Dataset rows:

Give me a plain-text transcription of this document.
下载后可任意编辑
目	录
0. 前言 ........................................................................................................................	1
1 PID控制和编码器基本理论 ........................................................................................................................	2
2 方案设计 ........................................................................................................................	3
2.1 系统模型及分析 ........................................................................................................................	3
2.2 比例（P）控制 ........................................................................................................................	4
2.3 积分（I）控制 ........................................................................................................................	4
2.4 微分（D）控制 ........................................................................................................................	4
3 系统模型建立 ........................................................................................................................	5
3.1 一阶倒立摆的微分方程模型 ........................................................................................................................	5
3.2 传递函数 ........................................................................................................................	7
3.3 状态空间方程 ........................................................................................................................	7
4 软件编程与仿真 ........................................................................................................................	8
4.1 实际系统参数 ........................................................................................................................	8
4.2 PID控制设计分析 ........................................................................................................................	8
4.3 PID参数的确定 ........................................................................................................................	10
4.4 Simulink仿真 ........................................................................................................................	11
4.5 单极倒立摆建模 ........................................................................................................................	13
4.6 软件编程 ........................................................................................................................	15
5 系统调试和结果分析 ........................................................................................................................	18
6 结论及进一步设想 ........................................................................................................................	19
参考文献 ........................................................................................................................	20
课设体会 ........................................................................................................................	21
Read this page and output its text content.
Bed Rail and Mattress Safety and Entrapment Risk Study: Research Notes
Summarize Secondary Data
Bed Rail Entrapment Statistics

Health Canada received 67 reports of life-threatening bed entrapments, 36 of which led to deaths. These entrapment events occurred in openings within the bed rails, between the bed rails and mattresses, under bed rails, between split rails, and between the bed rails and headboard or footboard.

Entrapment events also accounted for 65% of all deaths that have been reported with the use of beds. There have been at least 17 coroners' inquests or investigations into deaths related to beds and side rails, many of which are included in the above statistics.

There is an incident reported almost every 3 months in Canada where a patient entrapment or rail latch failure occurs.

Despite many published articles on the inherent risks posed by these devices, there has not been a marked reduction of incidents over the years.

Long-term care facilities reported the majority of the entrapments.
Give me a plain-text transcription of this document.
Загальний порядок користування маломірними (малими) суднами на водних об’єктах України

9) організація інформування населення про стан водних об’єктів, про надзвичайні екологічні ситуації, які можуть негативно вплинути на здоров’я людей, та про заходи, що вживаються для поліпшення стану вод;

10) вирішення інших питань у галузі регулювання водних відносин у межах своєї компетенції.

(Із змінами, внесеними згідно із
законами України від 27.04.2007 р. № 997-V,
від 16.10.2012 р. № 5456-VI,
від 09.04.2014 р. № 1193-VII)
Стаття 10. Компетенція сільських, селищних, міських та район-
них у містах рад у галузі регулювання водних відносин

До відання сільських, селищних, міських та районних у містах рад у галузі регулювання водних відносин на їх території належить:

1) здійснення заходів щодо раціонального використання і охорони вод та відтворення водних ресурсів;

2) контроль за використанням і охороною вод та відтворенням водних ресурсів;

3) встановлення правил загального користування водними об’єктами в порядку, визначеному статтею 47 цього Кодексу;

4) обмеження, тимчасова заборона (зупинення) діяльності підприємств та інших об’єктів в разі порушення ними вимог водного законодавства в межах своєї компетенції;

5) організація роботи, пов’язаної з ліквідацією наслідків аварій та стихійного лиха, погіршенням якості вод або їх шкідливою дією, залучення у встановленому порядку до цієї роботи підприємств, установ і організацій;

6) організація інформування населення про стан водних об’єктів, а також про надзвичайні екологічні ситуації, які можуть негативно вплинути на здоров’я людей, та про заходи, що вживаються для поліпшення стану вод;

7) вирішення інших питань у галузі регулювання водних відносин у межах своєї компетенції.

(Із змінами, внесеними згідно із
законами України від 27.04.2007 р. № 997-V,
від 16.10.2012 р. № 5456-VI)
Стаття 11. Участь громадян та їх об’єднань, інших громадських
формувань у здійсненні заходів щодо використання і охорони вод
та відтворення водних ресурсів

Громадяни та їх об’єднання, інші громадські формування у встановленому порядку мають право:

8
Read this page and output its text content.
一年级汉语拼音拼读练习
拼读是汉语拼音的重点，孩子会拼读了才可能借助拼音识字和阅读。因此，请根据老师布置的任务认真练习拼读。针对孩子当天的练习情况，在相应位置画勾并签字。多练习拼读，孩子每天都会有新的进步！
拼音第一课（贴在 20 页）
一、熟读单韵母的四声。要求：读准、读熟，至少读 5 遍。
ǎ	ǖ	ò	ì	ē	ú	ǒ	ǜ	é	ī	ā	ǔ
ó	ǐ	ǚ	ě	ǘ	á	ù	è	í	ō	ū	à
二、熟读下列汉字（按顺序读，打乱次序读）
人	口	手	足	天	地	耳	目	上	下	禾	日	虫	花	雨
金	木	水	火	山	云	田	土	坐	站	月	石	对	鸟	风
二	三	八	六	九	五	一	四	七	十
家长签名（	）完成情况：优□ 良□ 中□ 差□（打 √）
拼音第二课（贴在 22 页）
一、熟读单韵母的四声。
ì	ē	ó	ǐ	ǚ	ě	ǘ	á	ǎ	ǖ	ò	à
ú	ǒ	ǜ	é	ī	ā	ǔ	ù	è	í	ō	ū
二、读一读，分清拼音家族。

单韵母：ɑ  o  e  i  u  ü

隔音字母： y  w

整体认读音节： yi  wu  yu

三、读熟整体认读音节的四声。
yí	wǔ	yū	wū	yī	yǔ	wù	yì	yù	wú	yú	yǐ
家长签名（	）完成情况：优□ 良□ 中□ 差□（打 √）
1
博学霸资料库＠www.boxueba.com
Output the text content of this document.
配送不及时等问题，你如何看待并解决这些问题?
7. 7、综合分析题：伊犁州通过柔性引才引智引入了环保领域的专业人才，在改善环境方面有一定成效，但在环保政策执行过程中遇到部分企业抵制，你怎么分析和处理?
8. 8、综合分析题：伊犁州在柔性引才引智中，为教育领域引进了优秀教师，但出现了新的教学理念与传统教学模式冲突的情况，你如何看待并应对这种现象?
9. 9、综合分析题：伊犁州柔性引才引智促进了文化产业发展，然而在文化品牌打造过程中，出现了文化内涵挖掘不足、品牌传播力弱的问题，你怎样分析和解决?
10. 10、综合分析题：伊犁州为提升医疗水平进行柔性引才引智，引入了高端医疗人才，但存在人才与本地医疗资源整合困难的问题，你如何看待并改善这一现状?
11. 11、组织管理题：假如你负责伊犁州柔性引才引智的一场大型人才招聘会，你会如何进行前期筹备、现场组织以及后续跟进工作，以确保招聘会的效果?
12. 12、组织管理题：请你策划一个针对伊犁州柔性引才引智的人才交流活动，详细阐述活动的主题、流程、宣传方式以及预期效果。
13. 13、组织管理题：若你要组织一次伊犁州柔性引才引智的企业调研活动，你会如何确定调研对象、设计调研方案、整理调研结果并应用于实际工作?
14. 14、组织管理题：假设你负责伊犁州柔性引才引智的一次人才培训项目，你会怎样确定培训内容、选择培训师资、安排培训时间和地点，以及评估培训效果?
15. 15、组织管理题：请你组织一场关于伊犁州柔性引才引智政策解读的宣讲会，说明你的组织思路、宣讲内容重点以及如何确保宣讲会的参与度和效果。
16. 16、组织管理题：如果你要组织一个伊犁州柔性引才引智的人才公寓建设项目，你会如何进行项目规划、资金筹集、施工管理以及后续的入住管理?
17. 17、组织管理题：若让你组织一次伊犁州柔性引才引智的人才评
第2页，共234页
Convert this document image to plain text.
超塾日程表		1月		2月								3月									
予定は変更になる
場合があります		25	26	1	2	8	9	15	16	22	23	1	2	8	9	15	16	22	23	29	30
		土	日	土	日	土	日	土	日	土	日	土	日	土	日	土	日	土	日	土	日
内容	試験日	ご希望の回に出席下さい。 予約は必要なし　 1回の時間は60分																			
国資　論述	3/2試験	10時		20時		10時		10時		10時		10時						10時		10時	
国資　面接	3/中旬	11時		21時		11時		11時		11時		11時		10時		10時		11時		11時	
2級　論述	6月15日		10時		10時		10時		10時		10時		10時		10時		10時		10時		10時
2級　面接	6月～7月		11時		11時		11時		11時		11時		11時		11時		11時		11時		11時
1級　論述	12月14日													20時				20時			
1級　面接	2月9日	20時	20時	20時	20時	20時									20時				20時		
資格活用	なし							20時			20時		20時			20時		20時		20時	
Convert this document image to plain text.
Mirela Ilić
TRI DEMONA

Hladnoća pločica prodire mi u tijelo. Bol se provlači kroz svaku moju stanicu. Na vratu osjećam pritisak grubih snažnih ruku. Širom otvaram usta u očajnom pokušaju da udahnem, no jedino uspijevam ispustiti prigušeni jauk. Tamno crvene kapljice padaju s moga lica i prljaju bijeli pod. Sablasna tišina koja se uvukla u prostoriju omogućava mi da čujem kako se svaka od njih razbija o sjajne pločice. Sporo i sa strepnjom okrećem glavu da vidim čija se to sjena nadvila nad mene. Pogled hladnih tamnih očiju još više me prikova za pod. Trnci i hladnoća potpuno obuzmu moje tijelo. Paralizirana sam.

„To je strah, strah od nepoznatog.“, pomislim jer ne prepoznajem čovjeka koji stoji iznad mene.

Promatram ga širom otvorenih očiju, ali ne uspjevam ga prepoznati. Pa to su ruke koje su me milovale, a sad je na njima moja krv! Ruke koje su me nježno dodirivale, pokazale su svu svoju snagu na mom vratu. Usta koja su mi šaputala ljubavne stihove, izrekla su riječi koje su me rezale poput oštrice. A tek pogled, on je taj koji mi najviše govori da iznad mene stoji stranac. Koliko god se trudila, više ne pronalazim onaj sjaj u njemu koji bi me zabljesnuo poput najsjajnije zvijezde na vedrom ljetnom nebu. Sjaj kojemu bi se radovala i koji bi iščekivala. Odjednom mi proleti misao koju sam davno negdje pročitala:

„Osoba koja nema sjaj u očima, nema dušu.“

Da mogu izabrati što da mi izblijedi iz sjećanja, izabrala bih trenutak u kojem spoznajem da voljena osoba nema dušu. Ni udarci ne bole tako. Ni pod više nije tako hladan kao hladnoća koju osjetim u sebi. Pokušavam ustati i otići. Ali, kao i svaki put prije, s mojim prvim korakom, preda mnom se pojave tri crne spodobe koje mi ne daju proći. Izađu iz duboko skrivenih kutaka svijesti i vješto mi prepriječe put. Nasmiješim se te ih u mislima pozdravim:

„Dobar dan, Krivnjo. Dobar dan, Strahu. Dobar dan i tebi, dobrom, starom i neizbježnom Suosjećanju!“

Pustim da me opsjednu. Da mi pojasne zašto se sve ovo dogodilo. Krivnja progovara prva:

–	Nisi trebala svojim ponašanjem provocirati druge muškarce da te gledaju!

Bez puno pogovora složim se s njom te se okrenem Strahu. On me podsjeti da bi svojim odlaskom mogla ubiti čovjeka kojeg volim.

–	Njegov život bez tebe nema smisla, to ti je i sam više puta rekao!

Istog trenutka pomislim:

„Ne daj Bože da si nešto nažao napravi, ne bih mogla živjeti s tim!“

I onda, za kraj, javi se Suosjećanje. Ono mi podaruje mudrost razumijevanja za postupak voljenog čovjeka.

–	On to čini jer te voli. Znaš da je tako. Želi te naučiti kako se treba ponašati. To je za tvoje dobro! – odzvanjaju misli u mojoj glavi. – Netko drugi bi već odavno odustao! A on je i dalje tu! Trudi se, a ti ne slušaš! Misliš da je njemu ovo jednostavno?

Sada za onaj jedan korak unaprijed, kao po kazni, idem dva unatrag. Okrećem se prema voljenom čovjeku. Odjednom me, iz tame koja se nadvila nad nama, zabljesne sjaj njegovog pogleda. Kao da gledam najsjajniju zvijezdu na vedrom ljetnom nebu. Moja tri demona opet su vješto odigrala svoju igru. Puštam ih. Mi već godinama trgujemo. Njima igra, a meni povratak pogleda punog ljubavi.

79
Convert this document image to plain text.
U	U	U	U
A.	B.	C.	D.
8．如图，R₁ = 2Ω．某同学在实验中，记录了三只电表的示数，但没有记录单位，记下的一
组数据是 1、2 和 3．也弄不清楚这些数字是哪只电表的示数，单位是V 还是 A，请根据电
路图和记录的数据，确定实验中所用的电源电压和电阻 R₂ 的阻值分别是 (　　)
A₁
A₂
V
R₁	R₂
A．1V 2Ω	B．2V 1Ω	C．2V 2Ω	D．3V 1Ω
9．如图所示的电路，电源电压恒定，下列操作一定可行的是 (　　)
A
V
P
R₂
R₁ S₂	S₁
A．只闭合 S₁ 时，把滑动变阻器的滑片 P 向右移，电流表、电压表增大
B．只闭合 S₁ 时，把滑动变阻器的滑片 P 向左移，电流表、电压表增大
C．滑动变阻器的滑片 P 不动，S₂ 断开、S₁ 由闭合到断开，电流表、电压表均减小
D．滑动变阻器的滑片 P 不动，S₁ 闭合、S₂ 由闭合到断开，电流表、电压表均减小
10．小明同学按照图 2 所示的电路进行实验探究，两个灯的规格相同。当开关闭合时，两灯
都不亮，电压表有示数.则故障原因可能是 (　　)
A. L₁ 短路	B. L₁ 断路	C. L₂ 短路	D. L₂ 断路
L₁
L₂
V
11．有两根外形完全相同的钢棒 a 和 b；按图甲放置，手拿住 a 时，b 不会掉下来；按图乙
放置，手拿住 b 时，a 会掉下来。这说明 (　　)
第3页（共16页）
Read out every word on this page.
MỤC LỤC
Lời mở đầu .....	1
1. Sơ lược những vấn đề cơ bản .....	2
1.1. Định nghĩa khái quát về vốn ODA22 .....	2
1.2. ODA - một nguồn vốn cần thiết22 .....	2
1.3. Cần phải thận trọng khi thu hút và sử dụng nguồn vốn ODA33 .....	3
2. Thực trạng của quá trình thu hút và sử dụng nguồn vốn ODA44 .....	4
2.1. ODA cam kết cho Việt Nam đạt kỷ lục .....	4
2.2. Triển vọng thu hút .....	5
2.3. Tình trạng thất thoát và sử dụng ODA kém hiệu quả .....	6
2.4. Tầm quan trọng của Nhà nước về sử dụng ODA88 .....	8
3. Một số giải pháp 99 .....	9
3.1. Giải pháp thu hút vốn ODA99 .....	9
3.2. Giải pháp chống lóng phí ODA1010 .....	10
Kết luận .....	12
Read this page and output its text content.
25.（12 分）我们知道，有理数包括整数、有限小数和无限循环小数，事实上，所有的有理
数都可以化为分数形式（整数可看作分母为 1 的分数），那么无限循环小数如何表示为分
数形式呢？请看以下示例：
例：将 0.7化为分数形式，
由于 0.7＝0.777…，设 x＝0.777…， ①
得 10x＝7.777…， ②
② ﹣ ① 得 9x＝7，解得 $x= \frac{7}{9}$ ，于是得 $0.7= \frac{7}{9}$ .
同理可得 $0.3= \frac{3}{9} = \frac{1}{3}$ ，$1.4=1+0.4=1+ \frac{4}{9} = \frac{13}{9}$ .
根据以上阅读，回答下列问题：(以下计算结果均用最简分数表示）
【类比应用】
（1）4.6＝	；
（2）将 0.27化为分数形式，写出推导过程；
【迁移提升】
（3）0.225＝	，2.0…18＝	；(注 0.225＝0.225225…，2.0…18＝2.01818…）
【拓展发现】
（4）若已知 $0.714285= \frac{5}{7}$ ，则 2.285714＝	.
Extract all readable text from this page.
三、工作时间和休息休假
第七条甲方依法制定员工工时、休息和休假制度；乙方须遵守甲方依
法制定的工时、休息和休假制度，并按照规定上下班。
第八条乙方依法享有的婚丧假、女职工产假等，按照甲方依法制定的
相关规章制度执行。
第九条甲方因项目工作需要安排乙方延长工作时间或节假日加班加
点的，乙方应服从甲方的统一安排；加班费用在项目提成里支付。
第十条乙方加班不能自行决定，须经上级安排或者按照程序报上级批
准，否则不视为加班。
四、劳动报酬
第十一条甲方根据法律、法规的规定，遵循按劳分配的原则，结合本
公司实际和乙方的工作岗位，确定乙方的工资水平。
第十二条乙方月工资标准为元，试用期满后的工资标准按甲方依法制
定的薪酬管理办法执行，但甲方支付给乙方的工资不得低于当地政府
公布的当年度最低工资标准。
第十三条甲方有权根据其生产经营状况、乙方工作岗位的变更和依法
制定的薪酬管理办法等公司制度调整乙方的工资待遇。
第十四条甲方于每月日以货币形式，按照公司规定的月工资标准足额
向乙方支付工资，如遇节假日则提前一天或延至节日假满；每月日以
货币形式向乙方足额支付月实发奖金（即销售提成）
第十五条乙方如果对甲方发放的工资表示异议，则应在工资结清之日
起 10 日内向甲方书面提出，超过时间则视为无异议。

**What this task involves:**
Where a line above contains the string "koji", copy that line.

**Response to the exercise:**
„To je strah, strah od nepoznatog.“, pomislim jer ne prepoznajem čovjeka koji stoji iznad mene.
Promatram ga širom otvorenih očiju, ali ne uspjevam ga prepoznati. Pa to su ruke koje su me milovale, a sad je na njima moja krv! Ruke koje su me nježno dodirivale, pokazale su svu svoju snagu na mom vratu. Usta koja su mi šaputala ljubavne stihove, izrekla su riječi koje su me rezale poput oštrice. A tek pogled, on je taj koji mi najviše govori da iznad mene stoji stranac. Koliko god se trudila, više ne pronalazim onaj sjaj u njemu koji bi me zabljesnuo poput najsjajnije zvijezde na vedrom ljetnom nebu. Sjaj kojemu bi se radovala i koji bi iščekivala. Odjednom mi proleti misao koju sam davno negdje pročitala:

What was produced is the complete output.